→ **What the task requires**: Copy every line of the listing exactly.

[start of Record list]

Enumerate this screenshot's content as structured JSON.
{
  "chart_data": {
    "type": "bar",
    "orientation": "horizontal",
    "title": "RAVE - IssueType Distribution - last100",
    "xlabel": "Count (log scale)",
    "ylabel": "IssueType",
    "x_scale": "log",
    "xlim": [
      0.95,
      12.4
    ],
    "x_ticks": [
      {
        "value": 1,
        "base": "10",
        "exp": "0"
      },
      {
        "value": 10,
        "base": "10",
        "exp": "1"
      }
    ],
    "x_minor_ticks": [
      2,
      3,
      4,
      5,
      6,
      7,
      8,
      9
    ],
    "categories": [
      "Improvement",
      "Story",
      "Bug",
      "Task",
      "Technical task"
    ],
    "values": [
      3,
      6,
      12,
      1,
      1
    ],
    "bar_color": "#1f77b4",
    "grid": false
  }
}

[end of Record list]

→ **Output of the task**:
Enumerate this screenshot's content as structured JSON.
{
  "chart_data": {
    "type": "bar",
    "orientation": "horizontal",
    "title": "RAVE - IssueType Distribution - last100",
    "xlabel": "Count (log scale)",
    "ylabel": "IssueType",
    "x_scale": "log",
    "xlim": [
      0.95,
      12.4
    ],
    "x_ticks": [
      {
        "value": 1,
        "base": "10",
        "exp": "0"
      },
      {
        "value": 10,
        "base": "10",
        "exp": "1"
      }
    ],
    "x_minor_ticks": [
      2,
      3,
      4,
      5,
      6,
      7,
      8,
      9
    ],
    "categories": [
      "Improvement",
      "Story",
      "Bug",
      "Task",
      "Technical task"
    ],
    "values": [
      3,
      6,
      12,
      1,
      1
    ],
    "bar_color": "#1f77b4",
    "grid": false
  }
}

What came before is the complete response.